PROBLEM DETAILS: Where a line holds "face", copy it.

INPUT MATERIAL:
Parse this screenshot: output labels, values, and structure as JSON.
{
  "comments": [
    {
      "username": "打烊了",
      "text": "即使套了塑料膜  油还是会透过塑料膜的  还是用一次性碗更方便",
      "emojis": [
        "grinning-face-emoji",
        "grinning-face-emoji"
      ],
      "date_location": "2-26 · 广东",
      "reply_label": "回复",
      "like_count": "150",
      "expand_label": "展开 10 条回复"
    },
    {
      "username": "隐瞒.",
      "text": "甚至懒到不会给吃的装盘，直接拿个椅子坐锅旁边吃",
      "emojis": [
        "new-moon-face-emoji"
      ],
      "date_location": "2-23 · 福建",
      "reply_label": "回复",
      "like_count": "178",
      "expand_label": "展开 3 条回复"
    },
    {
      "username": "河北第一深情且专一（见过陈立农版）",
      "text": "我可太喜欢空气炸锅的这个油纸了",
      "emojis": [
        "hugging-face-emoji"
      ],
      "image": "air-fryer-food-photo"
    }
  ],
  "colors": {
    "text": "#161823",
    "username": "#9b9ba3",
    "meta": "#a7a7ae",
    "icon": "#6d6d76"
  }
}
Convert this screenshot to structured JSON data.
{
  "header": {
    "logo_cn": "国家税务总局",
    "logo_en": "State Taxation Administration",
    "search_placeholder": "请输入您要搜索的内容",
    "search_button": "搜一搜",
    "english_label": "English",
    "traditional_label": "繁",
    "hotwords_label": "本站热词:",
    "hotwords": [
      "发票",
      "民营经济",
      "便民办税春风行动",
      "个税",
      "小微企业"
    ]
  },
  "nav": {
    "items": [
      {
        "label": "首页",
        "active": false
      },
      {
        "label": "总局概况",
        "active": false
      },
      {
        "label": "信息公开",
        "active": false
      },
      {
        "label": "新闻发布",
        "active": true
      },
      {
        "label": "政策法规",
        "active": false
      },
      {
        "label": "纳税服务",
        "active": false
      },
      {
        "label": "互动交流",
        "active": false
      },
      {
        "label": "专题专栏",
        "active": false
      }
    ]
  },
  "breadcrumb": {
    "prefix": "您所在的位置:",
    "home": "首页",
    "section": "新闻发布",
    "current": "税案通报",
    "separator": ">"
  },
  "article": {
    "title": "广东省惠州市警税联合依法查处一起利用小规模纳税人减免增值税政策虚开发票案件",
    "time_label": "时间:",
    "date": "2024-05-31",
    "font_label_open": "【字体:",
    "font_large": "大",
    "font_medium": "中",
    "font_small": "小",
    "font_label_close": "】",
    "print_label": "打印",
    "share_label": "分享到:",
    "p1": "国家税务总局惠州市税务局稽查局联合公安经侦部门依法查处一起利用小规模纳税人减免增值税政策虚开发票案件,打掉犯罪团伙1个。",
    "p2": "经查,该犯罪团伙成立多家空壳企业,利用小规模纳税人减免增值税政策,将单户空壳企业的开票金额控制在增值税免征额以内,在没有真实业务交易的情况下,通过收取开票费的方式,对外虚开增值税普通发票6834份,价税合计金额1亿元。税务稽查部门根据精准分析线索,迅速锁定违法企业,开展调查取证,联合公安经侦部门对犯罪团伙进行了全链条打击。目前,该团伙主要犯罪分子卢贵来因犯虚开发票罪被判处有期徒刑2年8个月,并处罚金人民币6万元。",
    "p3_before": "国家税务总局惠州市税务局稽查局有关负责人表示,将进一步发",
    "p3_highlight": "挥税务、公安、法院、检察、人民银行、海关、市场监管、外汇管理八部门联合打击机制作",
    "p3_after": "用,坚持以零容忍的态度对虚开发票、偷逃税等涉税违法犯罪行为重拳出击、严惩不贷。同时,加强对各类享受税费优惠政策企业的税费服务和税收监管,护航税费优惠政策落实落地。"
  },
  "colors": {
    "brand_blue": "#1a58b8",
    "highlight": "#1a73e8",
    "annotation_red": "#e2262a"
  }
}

TASK RESULT:
        "grinning-face-emoji",
        "grinning-face-emoji"
        "new-moon-face-emoji"
        "hugging-face-emoji"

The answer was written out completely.